■ REQUIREMENT
Copy out the listing that follows exactly, dropping every picture.

■ SOURCE DATA
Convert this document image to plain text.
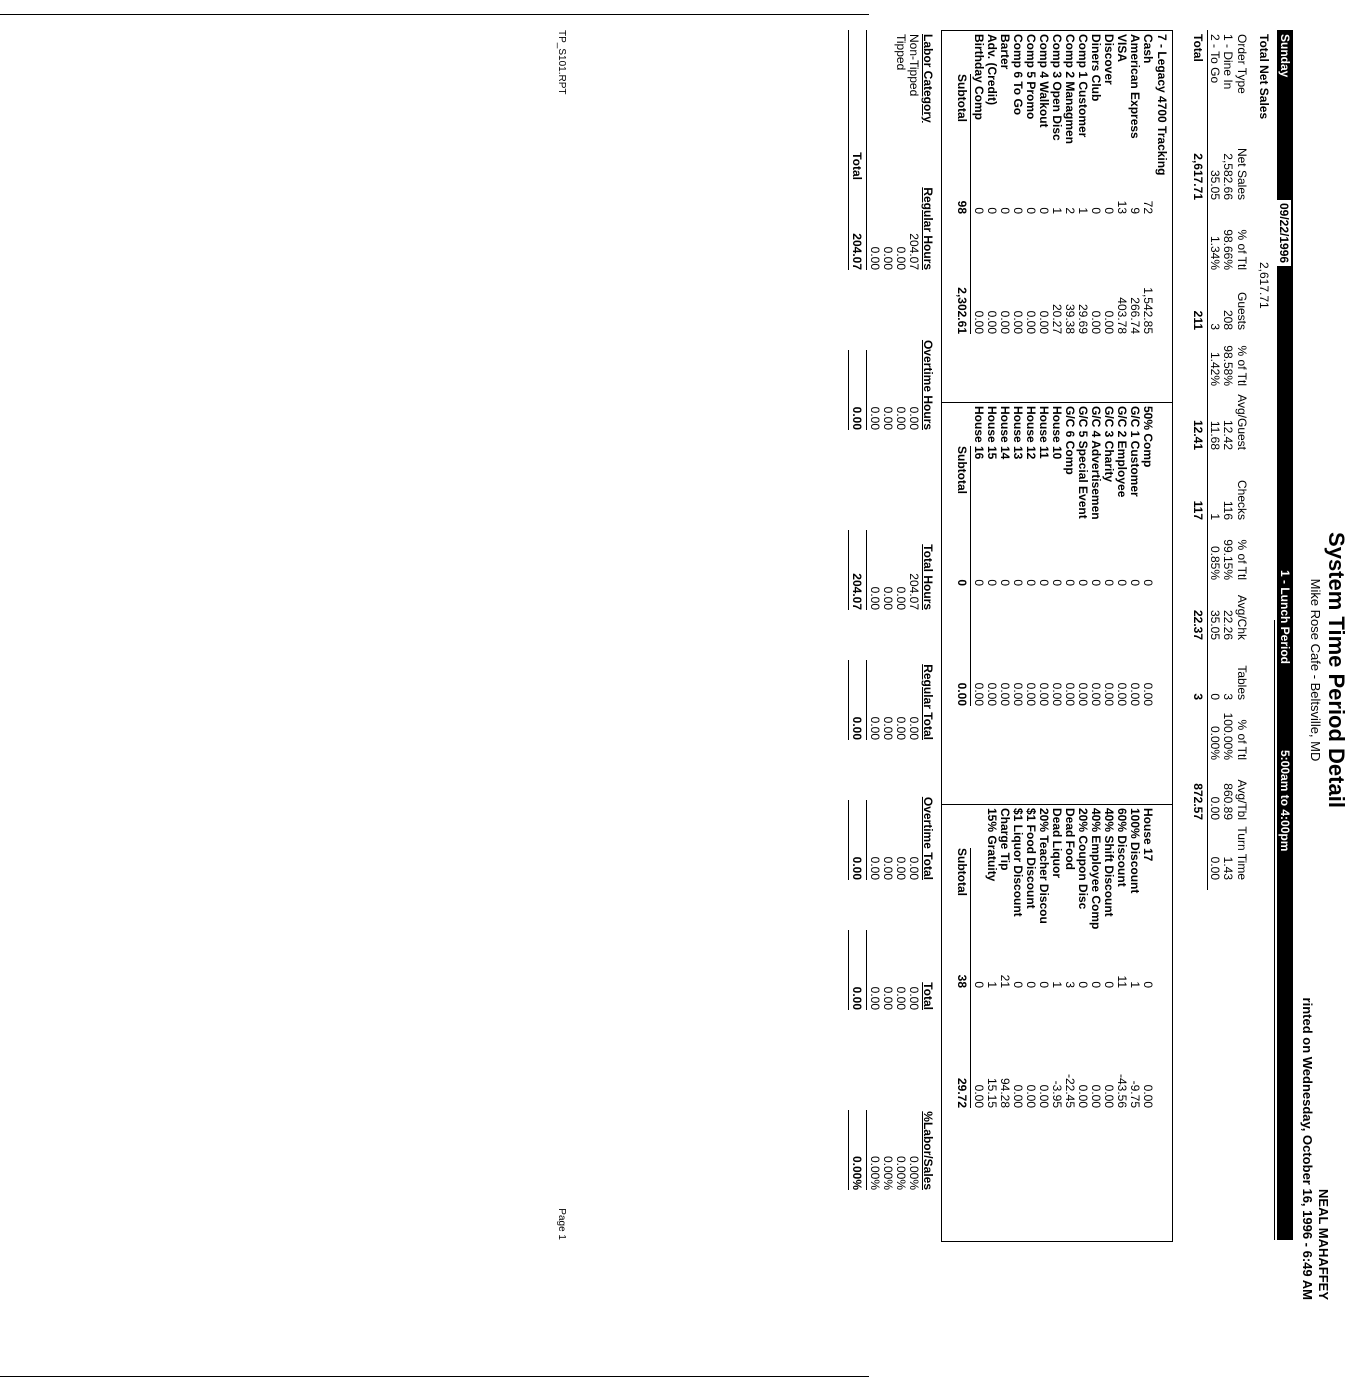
System Time Period Detail
Mike Rose Cafe - Beltsville, MD
NEAL MAHAFFEY
rinted on Wednesday, October 16, 1996 - 6:49 AM
Sunday
1 - Lunch Period
5:00am to 4:00pm
09/22/1996
Total Net Sales
2,617.71
Order Type
Net Sales
% of Ttl
Guests
% of Ttl
Avg/Guest
Checks
% of Ttl
Avg/Chk
Tables
% of Ttl
Avg/Tbl
Turn Time
1 - Dine In
2,582.66
98.66%
208
98.58%
12.42
116
99.15%
22.26
3
100.00%
860.89
1.43
2 - To Go
35.05
1.34%
3
1.42%
11.68
1
0.85%
35.05
0
0.00%
0.00
0.00
Total
2,617.71
211
12.41
117
22.37
3
872.57
7 - Legacy 4700 Tracking
Cash
72
1,542.85
American Express
9
266.74
VISA
13
403.78
Discover
0
0.00
Diners Club
0
0.00
Comp 1 Customer
1
29.69
Comp 2 Managmen
2
39.38
Comp 3 Open Disc
1
20.27
Comp 4 Walkout
0
0.00
Comp 5 Promo
0
0.00
Comp 6 To Go
0
0.00
Barter
0
0.00
Adv. (Credit)
0
0.00
Birthday Comp
0
0.00
Subtotal
98
2,302.61
50% Comp
0
0.00
G/C 1 Customer
0
0.00
G/C 2 Employee
0
0.00
G/C 3 Charity
0
0.00
G/C 4 Advertisemen
0
0.00
G/C 5 Special Event
0
0.00
G/C 6 Comp
0
0.00
House 10
0
0.00
House 11
0
0.00
House 12
0
0.00
House 13
0
0.00
House 14
0
0.00
House 15
0
0.00
House 16
0
0.00
Subtotal
0
0.00
House 17
0
0.00
100% Discount
1
-9.75
60% Discount
11
-43.56
40% Shift Discount
0
0.00
40% Employee Comp
0
0.00
20% Coupon Disc
0
0.00
Dead Food
3
-22.45
Dead Liquor
1
-3.95
20% Teacher Discou
0
0.00
$1 Food Discount
0
0.00
$1 Liquor Discount
0
0.00
Charge Tip
21
94.28
15% Gratuity
1
15.15
0
0.00
Subtotal
38
29.72
Labor Category
Regular Hours
Overtime Hours
Total Hours
Regular Total
Overtime Total
Total
%Labor/Sales
Non-Tipped
204.07
0.00
204.07
0.00
0.00
0.00
0.00%
Tipped
0.00
0.00
0.00
0.00
0.00
0.00
0.00%
0.00
0.00
0.00
0.00
0.00
0.00
0.00%
0.00
0.00
0.00
0.00
0.00
0.00
0.00%
Total
204.07
0.00
204.07
0.00
0.00
0.00
0.00%
TP_S101.RPT
Page 1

■ WRITTEN RESPONSE
Convert this document image to plain text.
System Time Period Detail
Mike Rose Cafe - Beltsville, MD
NEAL MAHAFFEY
rinted on Wednesday, October 16, 1996 - 6:49 AM
Sunday
1 - Lunch Period
5:00am to 4:00pm
09/22/1996
Total Net Sales
2,617.71
Order Type
Net Sales
% of Ttl
Guests
% of Ttl
Avg/Guest
Checks
% of Ttl
Avg/Chk
Tables
% of Ttl
Avg/Tbl
Turn Time
1 - Dine In
2,582.66
98.66%
208
98.58%
12.42
116
99.15%
22.26
3
100.00%
860.89
1.43
2 - To Go
35.05
1.34%
3
1.42%
11.68
1
0.85%
35.05
0
0.00%
0.00
0.00
Total
2,617.71
211
12.41
117
22.37
3
872.57
7 - Legacy 4700 Tracking
Cash
72
1,542.85
American Express
9
266.74
VISA
13
403.78
Discover
0
0.00
Diners Club
0
0.00
Comp 1 Customer
1
29.69
Comp 2 Managmen
2
39.38
Comp 3 Open Disc
1
20.27
Comp 4 Walkout
0
0.00
Comp 5 Promo
0
0.00
Comp 6 To Go
0
0.00
Barter
0
0.00
Adv. (Credit)
0
0.00
Birthday Comp
0
0.00
Subtotal
98
2,302.61
50% Comp
0
0.00
G/C 1 Customer
0
0.00
G/C 2 Employee
0
0.00
G/C 3 Charity
0
0.00
G/C 4 Advertisemen
0
0.00
G/C 5 Special Event
0
0.00
G/C 6 Comp
0
0.00
House 10
0
0.00
House 11
0
0.00
House 12
0
0.00
House 13
0
0.00
House 14
0
0.00
House 15
0
0.00
House 16
0
0.00
Subtotal
0
0.00
House 17
0
0.00
100% Discount
1
-9.75
60% Discount
11
-43.56
40% Shift Discount
0
0.00
40% Employee Comp
0
0.00
20% Coupon Disc
0
0.00
Dead Food
3
-22.45
Dead Liquor
1
-3.95
20% Teacher Discou
0
0.00
$1 Food Discount
0
0.00
$1 Liquor Discount
0
0.00
Charge Tip
21
94.28
15% Gratuity
1
15.15
0
0.00
Subtotal
38
29.72
Labor Category
Regular Hours
Overtime Hours
Total Hours
Regular Total
Overtime Total
Total
%Labor/Sales
Non-Tipped
204.07
0.00
204.07
0.00
0.00
0.00
0.00%
Tipped
0.00
0.00
0.00
0.00
0.00
0.00
0.00%
0.00
0.00
0.00
0.00
0.00
0.00
0.00%
0.00
0.00
0.00
0.00
0.00
0.00
0.00%
Total
204.07
0.00
204.07
0.00
0.00
0.00
0.00%
TP_S101.RPT
Page 1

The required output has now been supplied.